Write out all records as given; omit images.

__THE DATA__:
======

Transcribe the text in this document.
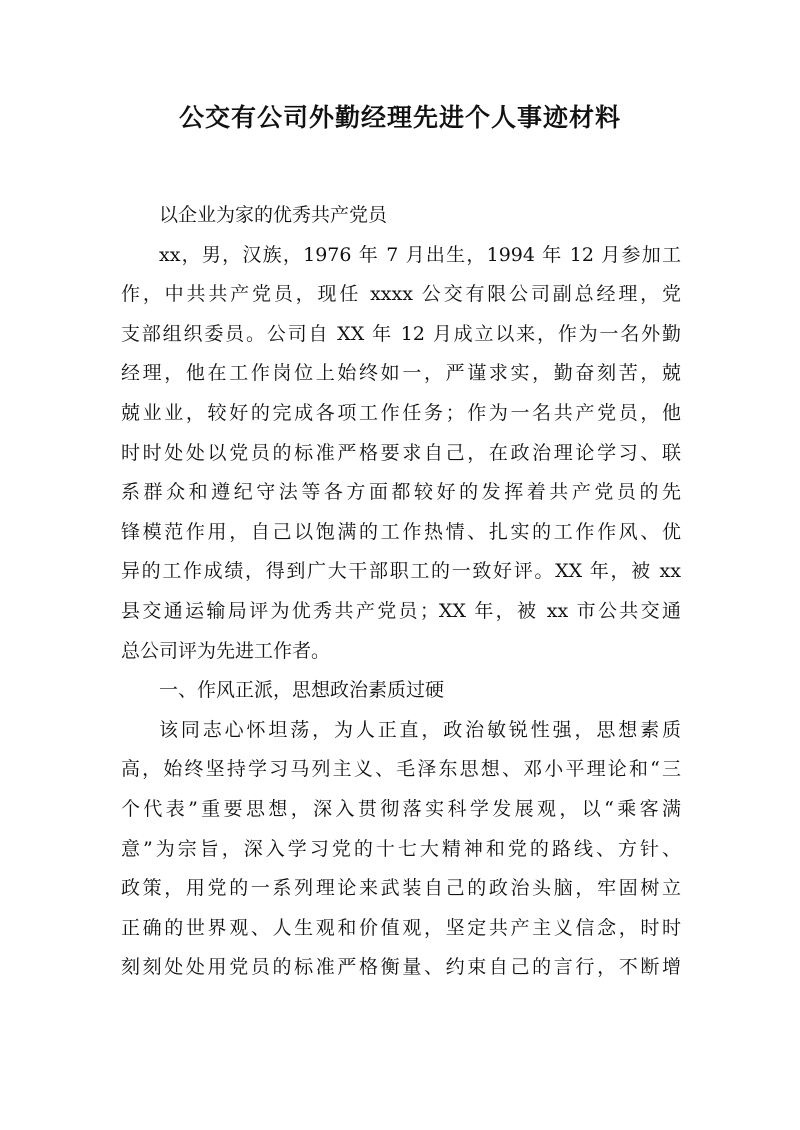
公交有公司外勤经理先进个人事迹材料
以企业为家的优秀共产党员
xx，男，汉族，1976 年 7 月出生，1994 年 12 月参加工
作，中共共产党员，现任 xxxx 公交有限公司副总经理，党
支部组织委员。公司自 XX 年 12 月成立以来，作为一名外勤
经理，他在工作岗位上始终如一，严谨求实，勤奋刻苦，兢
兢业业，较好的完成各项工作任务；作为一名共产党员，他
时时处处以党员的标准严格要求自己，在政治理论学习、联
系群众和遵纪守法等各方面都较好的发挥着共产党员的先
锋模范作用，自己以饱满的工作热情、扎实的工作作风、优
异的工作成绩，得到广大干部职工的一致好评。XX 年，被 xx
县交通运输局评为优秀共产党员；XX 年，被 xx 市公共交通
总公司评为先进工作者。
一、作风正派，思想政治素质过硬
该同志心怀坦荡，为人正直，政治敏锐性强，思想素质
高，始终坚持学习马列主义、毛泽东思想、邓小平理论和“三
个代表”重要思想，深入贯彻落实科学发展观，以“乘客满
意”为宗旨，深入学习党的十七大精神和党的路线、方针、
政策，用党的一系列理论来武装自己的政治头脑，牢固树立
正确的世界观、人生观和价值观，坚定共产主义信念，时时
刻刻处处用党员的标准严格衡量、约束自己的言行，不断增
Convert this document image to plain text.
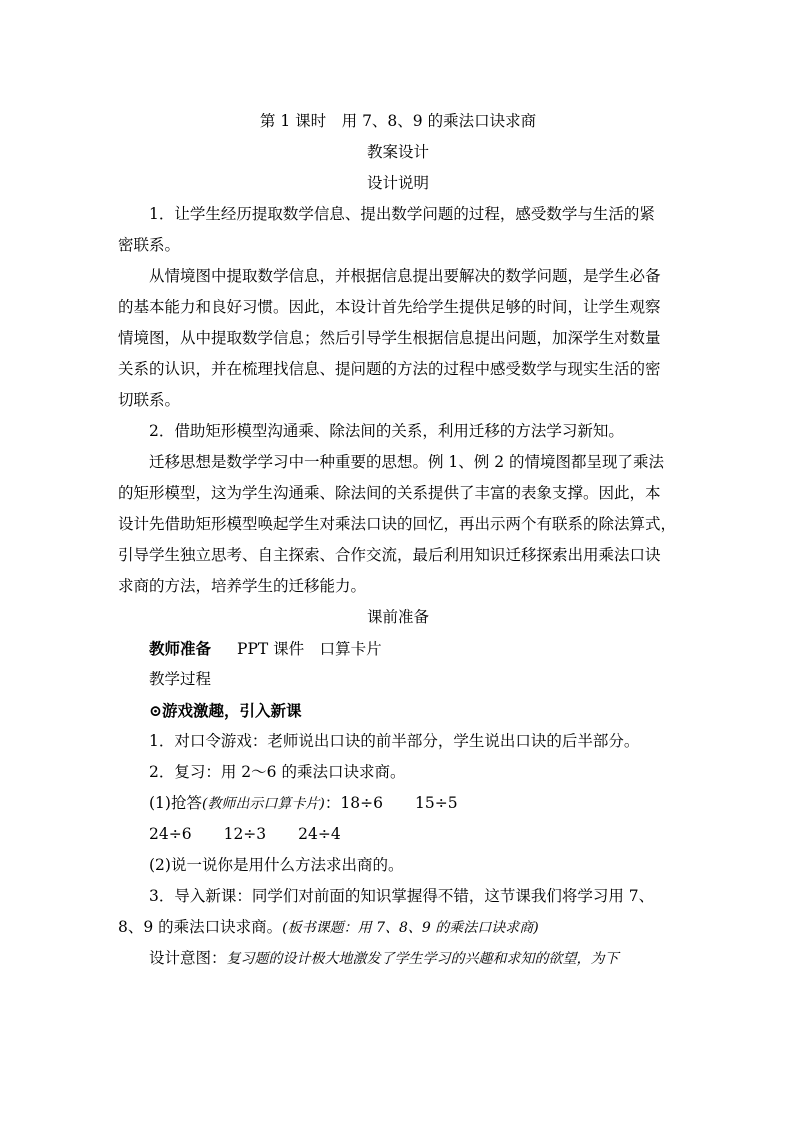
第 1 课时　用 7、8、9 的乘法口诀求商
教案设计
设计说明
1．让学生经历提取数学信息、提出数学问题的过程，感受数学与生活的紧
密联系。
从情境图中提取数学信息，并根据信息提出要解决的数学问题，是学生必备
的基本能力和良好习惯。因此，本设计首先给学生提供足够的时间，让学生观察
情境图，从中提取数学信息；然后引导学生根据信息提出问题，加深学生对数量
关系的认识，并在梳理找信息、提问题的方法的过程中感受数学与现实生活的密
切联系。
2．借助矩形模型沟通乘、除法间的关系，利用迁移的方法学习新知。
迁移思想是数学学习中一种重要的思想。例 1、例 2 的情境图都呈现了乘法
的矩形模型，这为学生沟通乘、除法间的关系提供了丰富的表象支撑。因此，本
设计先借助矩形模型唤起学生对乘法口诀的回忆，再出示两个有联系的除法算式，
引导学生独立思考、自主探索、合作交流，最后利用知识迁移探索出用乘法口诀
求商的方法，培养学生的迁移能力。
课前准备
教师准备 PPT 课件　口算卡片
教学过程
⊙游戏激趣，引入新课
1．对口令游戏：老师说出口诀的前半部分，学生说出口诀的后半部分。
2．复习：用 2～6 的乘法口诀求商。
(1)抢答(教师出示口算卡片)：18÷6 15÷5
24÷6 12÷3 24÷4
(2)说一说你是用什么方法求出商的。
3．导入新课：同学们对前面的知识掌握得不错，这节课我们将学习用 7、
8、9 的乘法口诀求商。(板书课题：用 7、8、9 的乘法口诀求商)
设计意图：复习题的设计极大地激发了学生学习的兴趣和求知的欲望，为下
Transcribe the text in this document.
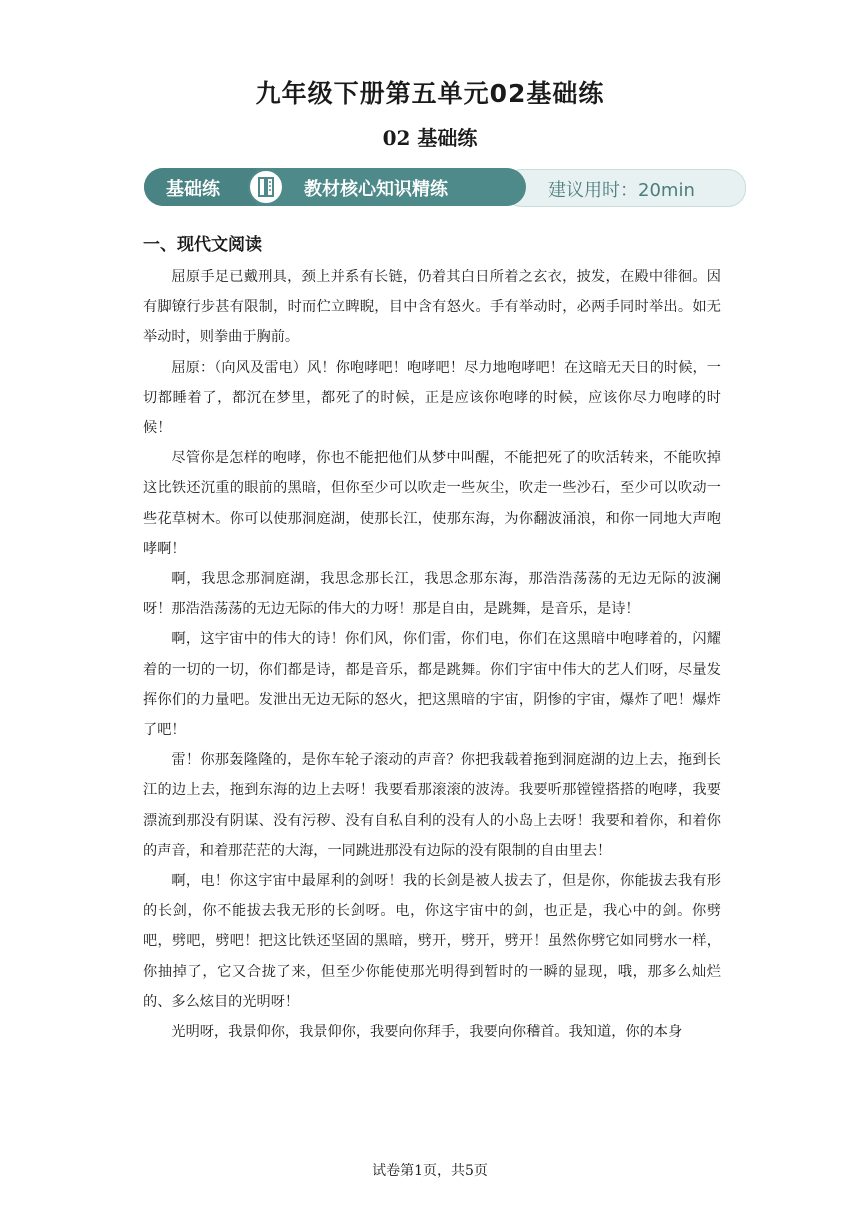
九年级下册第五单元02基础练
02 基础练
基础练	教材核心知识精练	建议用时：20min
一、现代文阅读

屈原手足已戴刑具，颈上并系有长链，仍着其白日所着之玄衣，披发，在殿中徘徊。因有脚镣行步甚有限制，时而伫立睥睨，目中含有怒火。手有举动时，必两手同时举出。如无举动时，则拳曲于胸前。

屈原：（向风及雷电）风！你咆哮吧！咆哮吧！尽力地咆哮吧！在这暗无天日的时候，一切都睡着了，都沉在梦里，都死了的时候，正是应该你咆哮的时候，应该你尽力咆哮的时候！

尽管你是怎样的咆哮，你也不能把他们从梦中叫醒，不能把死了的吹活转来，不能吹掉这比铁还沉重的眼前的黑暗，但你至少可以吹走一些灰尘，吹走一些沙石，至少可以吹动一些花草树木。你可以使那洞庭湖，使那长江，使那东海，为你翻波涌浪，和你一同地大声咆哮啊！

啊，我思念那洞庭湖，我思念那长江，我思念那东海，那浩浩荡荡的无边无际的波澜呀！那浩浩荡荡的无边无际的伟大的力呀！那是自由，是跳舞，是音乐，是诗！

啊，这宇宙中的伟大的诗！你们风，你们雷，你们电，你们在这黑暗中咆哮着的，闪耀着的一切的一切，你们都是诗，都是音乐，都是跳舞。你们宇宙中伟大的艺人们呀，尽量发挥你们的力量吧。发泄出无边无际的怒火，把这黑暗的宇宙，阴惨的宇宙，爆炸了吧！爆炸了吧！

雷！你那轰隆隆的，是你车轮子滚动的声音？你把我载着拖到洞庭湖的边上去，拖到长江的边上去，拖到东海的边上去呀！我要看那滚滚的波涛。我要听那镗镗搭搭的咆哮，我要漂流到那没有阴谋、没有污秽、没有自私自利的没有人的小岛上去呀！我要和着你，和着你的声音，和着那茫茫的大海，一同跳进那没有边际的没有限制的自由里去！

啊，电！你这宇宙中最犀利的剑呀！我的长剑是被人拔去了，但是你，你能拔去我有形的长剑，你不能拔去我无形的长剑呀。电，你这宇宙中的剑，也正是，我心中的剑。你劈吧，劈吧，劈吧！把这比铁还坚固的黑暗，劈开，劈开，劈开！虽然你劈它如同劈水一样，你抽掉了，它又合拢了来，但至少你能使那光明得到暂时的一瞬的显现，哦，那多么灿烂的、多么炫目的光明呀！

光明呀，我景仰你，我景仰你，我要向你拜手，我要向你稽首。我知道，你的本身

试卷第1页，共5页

======

__OUTPUT BELOW__:
Transcribe the text in this document.
公交有公司外勤经理先进个人事迹材料
以企业为家的优秀共产党员
xx，男，汉族，1976 年 7 月出生，1994 年 12 月参加工
作，中共共产党员，现任 xxxx 公交有限公司副总经理，党
支部组织委员。公司自 XX 年 12 月成立以来，作为一名外勤
经理，他在工作岗位上始终如一，严谨求实，勤奋刻苦，兢
兢业业，较好的完成各项工作任务；作为一名共产党员，他
时时处处以党员的标准严格要求自己，在政治理论学习、联
系群众和遵纪守法等各方面都较好的发挥着共产党员的先
锋模范作用，自己以饱满的工作热情、扎实的工作作风、优
异的工作成绩，得到广大干部职工的一致好评。XX 年，被 xx
县交通运输局评为优秀共产党员；XX 年，被 xx 市公共交通
总公司评为先进工作者。
一、作风正派，思想政治素质过硬
该同志心怀坦荡，为人正直，政治敏锐性强，思想素质
高，始终坚持学习马列主义、毛泽东思想、邓小平理论和“三
个代表”重要思想，深入贯彻落实科学发展观，以“乘客满
意”为宗旨，深入学习党的十七大精神和党的路线、方针、
政策，用党的一系列理论来武装自己的政治头脑，牢固树立
正确的世界观、人生观和价值观，坚定共产主义信念，时时
刻刻处处用党员的标准严格衡量、约束自己的言行，不断增
Convert this document image to plain text.
第 1 课时　用 7、8、9 的乘法口诀求商
教案设计
设计说明
1．让学生经历提取数学信息、提出数学问题的过程，感受数学与生活的紧
密联系。
从情境图中提取数学信息，并根据信息提出要解决的数学问题，是学生必备
的基本能力和良好习惯。因此，本设计首先给学生提供足够的时间，让学生观察
情境图，从中提取数学信息；然后引导学生根据信息提出问题，加深学生对数量
关系的认识，并在梳理找信息、提问题的方法的过程中感受数学与现实生活的密
切联系。
2．借助矩形模型沟通乘、除法间的关系，利用迁移的方法学习新知。
迁移思想是数学学习中一种重要的思想。例 1、例 2 的情境图都呈现了乘法
的矩形模型，这为学生沟通乘、除法间的关系提供了丰富的表象支撑。因此，本
设计先借助矩形模型唤起学生对乘法口诀的回忆，再出示两个有联系的除法算式，
引导学生独立思考、自主探索、合作交流，最后利用知识迁移探索出用乘法口诀
求商的方法，培养学生的迁移能力。
课前准备
教师准备 PPT 课件　口算卡片
教学过程
⊙游戏激趣，引入新课
1．对口令游戏：老师说出口诀的前半部分，学生说出口诀的后半部分。
2．复习：用 2～6 的乘法口诀求商。
(1)抢答(教师出示口算卡片)：18÷6 15÷5
24÷6 12÷3 24÷4
(2)说一说你是用什么方法求出商的。
3．导入新课：同学们对前面的知识掌握得不错，这节课我们将学习用 7、
8、9 的乘法口诀求商。(板书课题：用 7、8、9 的乘法口诀求商)
设计意图：复习题的设计极大地激发了学生学习的兴趣和求知的欲望，为下
Transcribe the text in this document.
九年级下册第五单元02基础练
02 基础练
基础练	教材核心知识精练	建议用时：20min
一、现代文阅读

屈原手足已戴刑具，颈上并系有长链，仍着其白日所着之玄衣，披发，在殿中徘徊。因有脚镣行步甚有限制，时而伫立睥睨，目中含有怒火。手有举动时，必两手同时举出。如无举动时，则拳曲于胸前。

屈原：（向风及雷电）风！你咆哮吧！咆哮吧！尽力地咆哮吧！在这暗无天日的时候，一切都睡着了，都沉在梦里，都死了的时候，正是应该你咆哮的时候，应该你尽力咆哮的时候！

尽管你是怎样的咆哮，你也不能把他们从梦中叫醒，不能把死了的吹活转来，不能吹掉这比铁还沉重的眼前的黑暗，但你至少可以吹走一些灰尘，吹走一些沙石，至少可以吹动一些花草树木。你可以使那洞庭湖，使那长江，使那东海，为你翻波涌浪，和你一同地大声咆哮啊！

啊，我思念那洞庭湖，我思念那长江，我思念那东海，那浩浩荡荡的无边无际的波澜呀！那浩浩荡荡的无边无际的伟大的力呀！那是自由，是跳舞，是音乐，是诗！

啊，这宇宙中的伟大的诗！你们风，你们雷，你们电，你们在这黑暗中咆哮着的，闪耀着的一切的一切，你们都是诗，都是音乐，都是跳舞。你们宇宙中伟大的艺人们呀，尽量发挥你们的力量吧。发泄出无边无际的怒火，把这黑暗的宇宙，阴惨的宇宙，爆炸了吧！爆炸了吧！

雷！你那轰隆隆的，是你车轮子滚动的声音？你把我载着拖到洞庭湖的边上去，拖到长江的边上去，拖到东海的边上去呀！我要看那滚滚的波涛。我要听那镗镗搭搭的咆哮，我要漂流到那没有阴谋、没有污秽、没有自私自利的没有人的小岛上去呀！我要和着你，和着你的声音，和着那茫茫的大海，一同跳进那没有边际的没有限制的自由里去！

啊，电！你这宇宙中最犀利的剑呀！我的长剑是被人拔去了，但是你，你能拔去我有形的长剑，你不能拔去我无形的长剑呀。电，你这宇宙中的剑，也正是，我心中的剑。你劈吧，劈吧，劈吧！把这比铁还坚固的黑暗，劈开，劈开，劈开！虽然你劈它如同劈水一样，你抽掉了，它又合拢了来，但至少你能使那光明得到暂时的一瞬的显现，哦，那多么灿烂的、多么炫目的光明呀！

光明呀，我景仰你，我景仰你，我要向你拜手，我要向你稽首。我知道，你的本身

试卷第1页，共5页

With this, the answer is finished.